→ **WHAT IS EXPECTED**
Reproduce all of the data below without alteration; exclude every picture.

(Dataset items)

— start —

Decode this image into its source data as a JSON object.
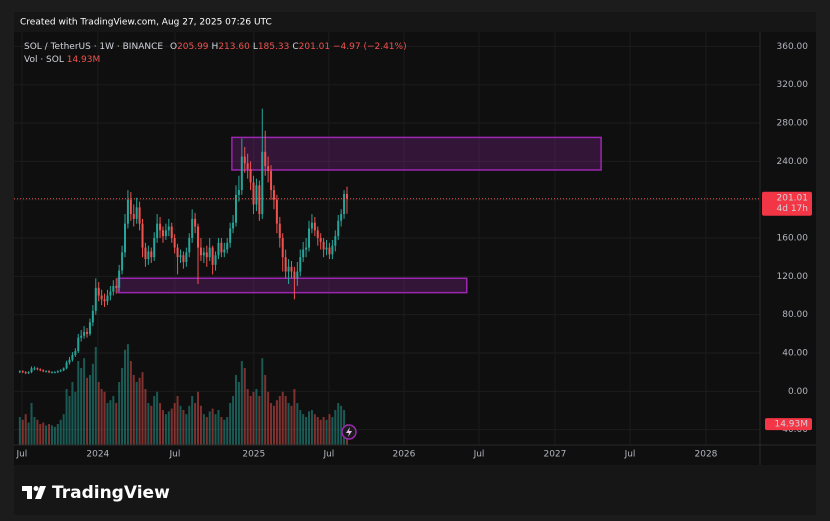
{
  "header": {
    "created": "Created with TradingView.com, Aug 27, 2025 07:26 UTC"
  },
  "chart_data": {
    "type": "candlestick",
    "symbol": "SOL / TetherUS · 1W · BINANCE",
    "ohlc_legend": [
      {
        "key": "O",
        "value": "205.99"
      },
      {
        "key": "H",
        "value": "213.60"
      },
      {
        "key": "L",
        "value": "185.33"
      },
      {
        "key": "C",
        "value": "201.01"
      }
    ],
    "change": "−4.97 (−2.41%)",
    "volume_legend": {
      "name": "Vol · SOL",
      "value": "14.93M"
    },
    "open": [
      20,
      21,
      20,
      19,
      20,
      24,
      24,
      23,
      22,
      21,
      21,
      20,
      20,
      20,
      21,
      22,
      24,
      30,
      33,
      38,
      42,
      56,
      58,
      62,
      60,
      72,
      84,
      108,
      100,
      96,
      94,
      100,
      104,
      110,
      108,
      126,
      145,
      175,
      200,
      185,
      180,
      192,
      175,
      150,
      138,
      146,
      140,
      160,
      175,
      168,
      162,
      168,
      172,
      160,
      150,
      140,
      142,
      135,
      145,
      160,
      180,
      172,
      150,
      142,
      145,
      140,
      150,
      132,
      142,
      155,
      145,
      148,
      155,
      170,
      176,
      205,
      210,
      245,
      238,
      232,
      218,
      195,
      215,
      185,
      250,
      235,
      230,
      210,
      200,
      175,
      160,
      140,
      125,
      130,
      125,
      118,
      125,
      140,
      148,
      150,
      170,
      176,
      168,
      160,
      156,
      148,
      150,
      143,
      152,
      162,
      178,
      185,
      205.99
    ],
    "high": [
      22,
      22,
      21,
      21,
      26,
      26,
      25,
      24,
      23,
      22,
      22,
      21,
      21,
      22,
      23,
      25,
      32,
      36,
      41,
      45,
      60,
      64,
      68,
      66,
      76,
      90,
      118,
      114,
      106,
      102,
      106,
      110,
      116,
      118,
      132,
      152,
      185,
      210,
      208,
      195,
      202,
      198,
      180,
      155,
      152,
      150,
      166,
      185,
      182,
      172,
      175,
      180,
      176,
      164,
      154,
      148,
      146,
      150,
      165,
      190,
      186,
      175,
      160,
      150,
      152,
      160,
      152,
      146,
      160,
      160,
      155,
      160,
      176,
      184,
      215,
      225,
      264,
      255,
      248,
      240,
      225,
      222,
      220,
      295,
      272,
      245,
      236,
      215,
      205,
      182,
      165,
      148,
      138,
      136,
      130,
      135,
      148,
      156,
      160,
      178,
      185,
      182,
      172,
      165,
      160,
      158,
      155,
      158,
      168,
      184,
      190,
      210,
      213.6
    ],
    "low": [
      19,
      19,
      18,
      18,
      19,
      22,
      22,
      21,
      20,
      20,
      19,
      19,
      19,
      19,
      20,
      21,
      23,
      28,
      31,
      36,
      40,
      52,
      55,
      56,
      58,
      68,
      80,
      94,
      90,
      88,
      90,
      95,
      100,
      102,
      104,
      122,
      140,
      170,
      178,
      172,
      175,
      168,
      140,
      130,
      132,
      134,
      136,
      155,
      160,
      155,
      158,
      162,
      155,
      144,
      122,
      134,
      128,
      130,
      140,
      155,
      165,
      112,
      136,
      134,
      130,
      136,
      122,
      126,
      138,
      140,
      140,
      144,
      150,
      165,
      172,
      198,
      205,
      228,
      222,
      210,
      185,
      188,
      178,
      180,
      225,
      218,
      200,
      190,
      165,
      150,
      125,
      118,
      112,
      118,
      96,
      110,
      120,
      135,
      140,
      146,
      165,
      162,
      152,
      148,
      140,
      142,
      138,
      138,
      146,
      158,
      172,
      180,
      185.33
    ],
    "close": [
      21,
      20,
      19,
      20,
      24,
      24,
      23,
      22,
      21,
      21,
      20,
      20,
      20,
      21,
      22,
      24,
      30,
      33,
      38,
      42,
      56,
      58,
      62,
      60,
      72,
      84,
      108,
      100,
      96,
      94,
      100,
      104,
      110,
      108,
      126,
      145,
      175,
      200,
      185,
      180,
      192,
      175,
      150,
      138,
      146,
      140,
      160,
      175,
      168,
      162,
      168,
      172,
      160,
      150,
      140,
      142,
      135,
      145,
      160,
      180,
      172,
      150,
      142,
      145,
      140,
      150,
      132,
      142,
      155,
      145,
      148,
      155,
      170,
      176,
      205,
      210,
      245,
      238,
      232,
      218,
      195,
      215,
      185,
      250,
      235,
      230,
      210,
      200,
      175,
      160,
      140,
      125,
      130,
      125,
      118,
      125,
      140,
      148,
      150,
      170,
      176,
      168,
      160,
      156,
      148,
      150,
      143,
      152,
      162,
      178,
      185,
      205.99,
      201.01
    ],
    "volume": [
      20,
      18,
      22,
      16,
      30,
      20,
      18,
      15,
      16,
      14,
      15,
      14,
      13,
      15,
      18,
      22,
      40,
      35,
      45,
      38,
      60,
      55,
      62,
      48,
      50,
      58,
      70,
      45,
      40,
      38,
      30,
      32,
      35,
      30,
      45,
      55,
      68,
      72,
      60,
      50,
      45,
      48,
      52,
      40,
      30,
      28,
      35,
      38,
      30,
      25,
      22,
      24,
      26,
      30,
      35,
      28,
      25,
      22,
      28,
      35,
      30,
      38,
      28,
      22,
      20,
      24,
      26,
      22,
      25,
      20,
      18,
      20,
      30,
      35,
      50,
      45,
      60,
      55,
      40,
      35,
      38,
      40,
      35,
      62,
      50,
      38,
      30,
      28,
      32,
      35,
      38,
      35,
      30,
      28,
      40,
      30,
      25,
      22,
      20,
      24,
      25,
      22,
      20,
      18,
      20,
      18,
      22,
      20,
      25,
      30,
      28,
      25,
      14.93
    ],
    "up_color": "#26a69a",
    "down_color": "#ef5350",
    "zone_color": "#9c27b0",
    "zones": [
      {
        "low": 231,
        "high": 265,
        "from": 72.6,
        "to": 199
      },
      {
        "low": 103,
        "high": 118,
        "from": 33.6,
        "to": 153
      }
    ],
    "last_price_label": "201.01",
    "countdown": "4d 17h",
    "volume_label": "14.93M",
    "ylim": [
      -56,
      375
    ],
    "yticks": [
      {
        "value": 360,
        "label": "360.00"
      },
      {
        "value": 320,
        "label": "320.00"
      },
      {
        "value": 280,
        "label": "280.00"
      },
      {
        "value": 240,
        "label": "240.00"
      },
      {
        "value": 200,
        "label": "200.00"
      },
      {
        "value": 160,
        "label": "160.00"
      },
      {
        "value": 120,
        "label": "120.00"
      },
      {
        "value": 80,
        "label": "80.00"
      },
      {
        "value": 40,
        "label": "40.00"
      },
      {
        "value": 0,
        "label": "0.00"
      },
      {
        "value": -40,
        "label": "−40.00"
      }
    ],
    "xlim": [
      -2,
      253.4
    ],
    "xticks": [
      {
        "value": 0.7,
        "label": "Jul"
      },
      {
        "value": 26.7,
        "label": "2024"
      },
      {
        "value": 53.1,
        "label": "Jul"
      },
      {
        "value": 80.1,
        "label": "2025"
      },
      {
        "value": 105.8,
        "label": "Jul"
      },
      {
        "value": 131.5,
        "label": "2026"
      },
      {
        "value": 157.2,
        "label": "Jul"
      },
      {
        "value": 183.2,
        "label": "2027"
      },
      {
        "value": 208.9,
        "label": "Jul"
      },
      {
        "value": 234.9,
        "label": "2028"
      }
    ],
    "grid": true
  },
  "footer": {
    "brand": "TradingView"
  }
}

— end —

→ **RESPONSE FOR THIS EXERCISE**
Decode this image into its source data as a JSON object.
{
  "header": {
    "created": "Created with TradingView.com, Aug 27, 2025 07:26 UTC"
  },
  "chart_data": {
    "type": "candlestick",
    "symbol": "SOL / TetherUS · 1W · BINANCE",
    "ohlc_legend": [
      {
        "key": "O",
        "value": "205.99"
      },
      {
        "key": "H",
        "value": "213.60"
      },
      {
        "key": "L",
        "value": "185.33"
      },
      {
        "key": "C",
        "value": "201.01"
      }
    ],
    "change": "−4.97 (−2.41%)",
    "volume_legend": {
      "name": "Vol · SOL",
      "value": "14.93M"
    },
    "open": [
      20,
      21,
      20,
      19,
      20,
      24,
      24,
      23,
      22,
      21,
      21,
      20,
      20,
      20,
      21,
      22,
      24,
      30,
      33,
      38,
      42,
      56,
      58,
      62,
      60,
      72,
      84,
      108,
      100,
      96,
      94,
      100,
      104,
      110,
      108,
      126,
      145,
      175,
      200,
      185,
      180,
      192,
      175,
      150,
      138,
      146,
      140,
      160,
      175,
      168,
      162,
      168,
      172,
      160,
      150,
      140,
      142,
      135,
      145,
      160,
      180,
      172,
      150,
      142,
      145,
      140,
      150,
      132,
      142,
      155,
      145,
      148,
      155,
      170,
      176,
      205,
      210,
      245,
      238,
      232,
      218,
      195,
      215,
      185,
      250,
      235,
      230,
      210,
      200,
      175,
      160,
      140,
      125,
      130,
      125,
      118,
      125,
      140,
      148,
      150,
      170,
      176,
      168,
      160,
      156,
      148,
      150,
      143,
      152,
      162,
      178,
      185,
      205.99
    ],
    "high": [
      22,
      22,
      21,
      21,
      26,
      26,
      25,
      24,
      23,
      22,
      22,
      21,
      21,
      22,
      23,
      25,
      32,
      36,
      41,
      45,
      60,
      64,
      68,
      66,
      76,
      90,
      118,
      114,
      106,
      102,
      106,
      110,
      116,
      118,
      132,
      152,
      185,
      210,
      208,
      195,
      202,
      198,
      180,
      155,
      152,
      150,
      166,
      185,
      182,
      172,
      175,
      180,
      176,
      164,
      154,
      148,
      146,
      150,
      165,
      190,
      186,
      175,
      160,
      150,
      152,
      160,
      152,
      146,
      160,
      160,
      155,
      160,
      176,
      184,
      215,
      225,
      264,
      255,
      248,
      240,
      225,
      222,
      220,
      295,
      272,
      245,
      236,
      215,
      205,
      182,
      165,
      148,
      138,
      136,
      130,
      135,
      148,
      156,
      160,
      178,
      185,
      182,
      172,
      165,
      160,
      158,
      155,
      158,
      168,
      184,
      190,
      210,
      213.6
    ],
    "low": [
      19,
      19,
      18,
      18,
      19,
      22,
      22,
      21,
      20,
      20,
      19,
      19,
      19,
      19,
      20,
      21,
      23,
      28,
      31,
      36,
      40,
      52,
      55,
      56,
      58,
      68,
      80,
      94,
      90,
      88,
      90,
      95,
      100,
      102,
      104,
      122,
      140,
      170,
      178,
      172,
      175,
      168,
      140,
      130,
      132,
      134,
      136,
      155,
      160,
      155,
      158,
      162,
      155,
      144,
      122,
      134,
      128,
      130,
      140,
      155,
      165,
      112,
      136,
      134,
      130,
      136,
      122,
      126,
      138,
      140,
      140,
      144,
      150,
      165,
      172,
      198,
      205,
      228,
      222,
      210,
      185,
      188,
      178,
      180,
      225,
      218,
      200,
      190,
      165,
      150,
      125,
      118,
      112,
      118,
      96,
      110,
      120,
      135,
      140,
      146,
      165,
      162,
      152,
      148,
      140,
      142,
      138,
      138,
      146,
      158,
      172,
      180,
      185.33
    ],
    "close": [
      21,
      20,
      19,
      20,
      24,
      24,
      23,
      22,
      21,
      21,
      20,
      20,
      20,
      21,
      22,
      24,
      30,
      33,
      38,
      42,
      56,
      58,
      62,
      60,
      72,
      84,
      108,
      100,
      96,
      94,
      100,
      104,
      110,
      108,
      126,
      145,
      175,
      200,
      185,
      180,
      192,
      175,
      150,
      138,
      146,
      140,
      160,
      175,
      168,
      162,
      168,
      172,
      160,
      150,
      140,
      142,
      135,
      145,
      160,
      180,
      172,
      150,
      142,
      145,
      140,
      150,
      132,
      142,
      155,
      145,
      148,
      155,
      170,
      176,
      205,
      210,
      245,
      238,
      232,
      218,
      195,
      215,
      185,
      250,
      235,
      230,
      210,
      200,
      175,
      160,
      140,
      125,
      130,
      125,
      118,
      125,
      140,
      148,
      150,
      170,
      176,
      168,
      160,
      156,
      148,
      150,
      143,
      152,
      162,
      178,
      185,
      205.99,
      201.01
    ],
    "volume": [
      20,
      18,
      22,
      16,
      30,
      20,
      18,
      15,
      16,
      14,
      15,
      14,
      13,
      15,
      18,
      22,
      40,
      35,
      45,
      38,
      60,
      55,
      62,
      48,
      50,
      58,
      70,
      45,
      40,
      38,
      30,
      32,
      35,
      30,
      45,
      55,
      68,
      72,
      60,
      50,
      45,
      48,
      52,
      40,
      30,
      28,
      35,
      38,
      30,
      25,
      22,
      24,
      26,
      30,
      35,
      28,
      25,
      22,
      28,
      35,
      30,
      38,
      28,
      22,
      20,
      24,
      26,
      22,
      25,
      20,
      18,
      20,
      30,
      35,
      50,
      45,
      60,
      55,
      40,
      35,
      38,
      40,
      35,
      62,
      50,
      38,
      30,
      28,
      32,
      35,
      38,
      35,
      30,
      28,
      40,
      30,
      25,
      22,
      20,
      24,
      25,
      22,
      20,
      18,
      20,
      18,
      22,
      20,
      25,
      30,
      28,
      25,
      14.93
    ],
    "up_color": "#26a69a",
    "down_color": "#ef5350",
    "zone_color": "#9c27b0",
    "zones": [
      {
        "low": 231,
        "high": 265,
        "from": 72.6,
        "to": 199
      },
      {
        "low": 103,
        "high": 118,
        "from": 33.6,
        "to": 153
      }
    ],
    "last_price_label": "201.01",
    "countdown": "4d 17h",
    "volume_label": "14.93M",
    "ylim": [
      -56,
      375
    ],
    "yticks": [
      {
        "value": 360,
        "label": "360.00"
      },
      {
        "value": 320,
        "label": "320.00"
      },
      {
        "value": 280,
        "label": "280.00"
      },
      {
        "value": 240,
        "label": "240.00"
      },
      {
        "value": 200,
        "label": "200.00"
      },
      {
        "value": 160,
        "label": "160.00"
      },
      {
        "value": 120,
        "label": "120.00"
      },
      {
        "value": 80,
        "label": "80.00"
      },
      {
        "value": 40,
        "label": "40.00"
      },
      {
        "value": 0,
        "label": "0.00"
      },
      {
        "value": -40,
        "label": "−40.00"
      }
    ],
    "xlim": [
      -2,
      253.4
    ],
    "xticks": [
      {
        "value": 0.7,
        "label": "Jul"
      },
      {
        "value": 26.7,
        "label": "2024"
      },
      {
        "value": 53.1,
        "label": "Jul"
      },
      {
        "value": 80.1,
        "label": "2025"
      },
      {
        "value": 105.8,
        "label": "Jul"
      },
      {
        "value": 131.5,
        "label": "2026"
      },
      {
        "value": 157.2,
        "label": "Jul"
      },
      {
        "value": 183.2,
        "label": "2027"
      },
      {
        "value": 208.9,
        "label": "Jul"
      },
      {
        "value": 234.9,
        "label": "2028"
      }
    ],
    "grid": true
  },
  "footer": {
    "brand": "TradingView"
  }
}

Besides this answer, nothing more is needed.